Return every record below exactly as written, but leave out the pictures.

Supplied data
* start *

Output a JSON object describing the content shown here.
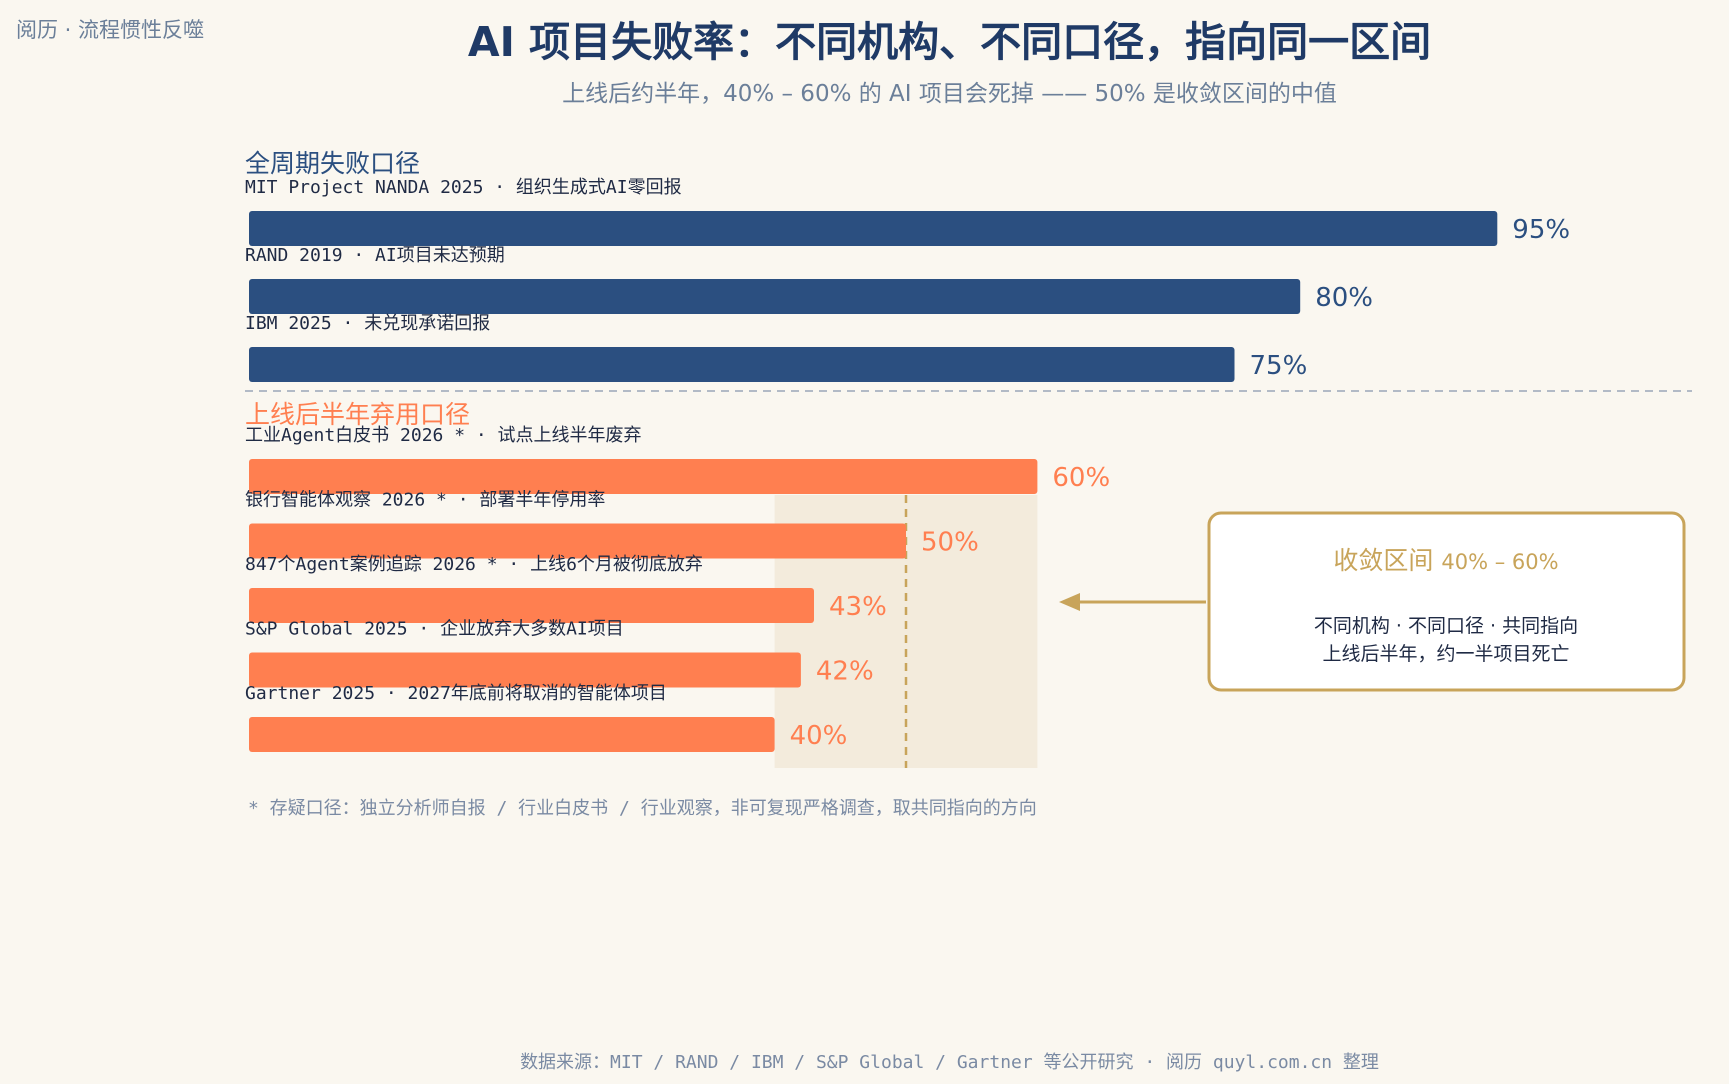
{
  "brand": "阅历 · 流程惯性反噬",
  "title": "AI 项目失败率：不同机构、不同口径，指向同一区间",
  "subtitle": "上线后约半年，40% – 60% 的 AI 项目会死掉 —— 50% 是收敛区间的中值",
  "footnote": "* 存疑口径：独立分析师自报 / 行业白皮书 / 行业观察，非可复现严格调查，取共同指向的方向",
  "source": "数据来源：MIT / RAND / IBM / S&P Global / Gartner 等公开研究 · 阅历 quyl.com.cn 整理",
  "callout": {
    "title": "收敛区间",
    "range": "40% – 60%",
    "line1": "不同机构 · 不同口径 · 共同指向",
    "line2": "上线后半年，约一半项目死亡"
  },
  "colors": {
    "navy": "#2b4f80",
    "orange": "#ff7f50",
    "gold": "#c8a45a",
    "band": "#f3ebdc"
  },
  "chart_data": {
    "type": "bar",
    "orientation": "horizontal",
    "xlim": [
      0,
      100
    ],
    "unit": "%",
    "convergence_band": [
      40,
      60
    ],
    "median_marker": 50,
    "groups": [
      {
        "name": "全周期失败口径",
        "color": "#2b4f80",
        "items": [
          {
            "label": "MIT Project NANDA 2025 · 组织生成式AI零回报",
            "value": 95,
            "value_label": "95%"
          },
          {
            "label": "RAND 2019 · AI项目未达预期",
            "value": 80,
            "value_label": "80%"
          },
          {
            "label": "IBM 2025 · 未兑现承诺回报",
            "value": 75,
            "value_label": "75%"
          }
        ]
      },
      {
        "name": "上线后半年弃用口径",
        "color": "#ff7f50",
        "items": [
          {
            "label": "工业Agent白皮书 2026 * · 试点上线半年废弃",
            "value": 60,
            "value_label": "60%"
          },
          {
            "label": "银行智能体观察 2026 * · 部署半年停用率",
            "value": 50,
            "value_label": "50%"
          },
          {
            "label": "847个Agent案例追踪 2026 * · 上线6个月被彻底放弃",
            "value": 43,
            "value_label": "43%"
          },
          {
            "label": "S&P Global 2025 · 企业放弃大多数AI项目",
            "value": 42,
            "value_label": "42%"
          },
          {
            "label": "Gartner 2025 · 2027年底前将取消的智能体项目",
            "value": 40,
            "value_label": "40%"
          }
        ]
      }
    ]
  }
}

* end *

Result for this exercise
Output a JSON object describing the content shown here.
{
  "brand": "阅历 · 流程惯性反噬",
  "title": "AI 项目失败率：不同机构、不同口径，指向同一区间",
  "subtitle": "上线后约半年，40% – 60% 的 AI 项目会死掉 —— 50% 是收敛区间的中值",
  "footnote": "* 存疑口径：独立分析师自报 / 行业白皮书 / 行业观察，非可复现严格调查，取共同指向的方向",
  "source": "数据来源：MIT / RAND / IBM / S&P Global / Gartner 等公开研究 · 阅历 quyl.com.cn 整理",
  "callout": {
    "title": "收敛区间",
    "range": "40% – 60%",
    "line1": "不同机构 · 不同口径 · 共同指向",
    "line2": "上线后半年，约一半项目死亡"
  },
  "colors": {
    "navy": "#2b4f80",
    "orange": "#ff7f50",
    "gold": "#c8a45a",
    "band": "#f3ebdc"
  },
  "chart_data": {
    "type": "bar",
    "orientation": "horizontal",
    "xlim": [
      0,
      100
    ],
    "unit": "%",
    "convergence_band": [
      40,
      60
    ],
    "median_marker": 50,
    "groups": [
      {
        "name": "全周期失败口径",
        "color": "#2b4f80",
        "items": [
          {
            "label": "MIT Project NANDA 2025 · 组织生成式AI零回报",
            "value": 95,
            "value_label": "95%"
          },
          {
            "label": "RAND 2019 · AI项目未达预期",
            "value": 80,
            "value_label": "80%"
          },
          {
            "label": "IBM 2025 · 未兑现承诺回报",
            "value": 75,
            "value_label": "75%"
          }
        ]
      },
      {
        "name": "上线后半年弃用口径",
        "color": "#ff7f50",
        "items": [
          {
            "label": "工业Agent白皮书 2026 * · 试点上线半年废弃",
            "value": 60,
            "value_label": "60%"
          },
          {
            "label": "银行智能体观察 2026 * · 部署半年停用率",
            "value": 50,
            "value_label": "50%"
          },
          {
            "label": "847个Agent案例追踪 2026 * · 上线6个月被彻底放弃",
            "value": 43,
            "value_label": "43%"
          },
          {
            "label": "S&P Global 2025 · 企业放弃大多数AI项目",
            "value": 42,
            "value_label": "42%"
          },
          {
            "label": "Gartner 2025 · 2027年底前将取消的智能体项目",
            "value": 40,
            "value_label": "40%"
          }
        ]
      }
    ]
  }
}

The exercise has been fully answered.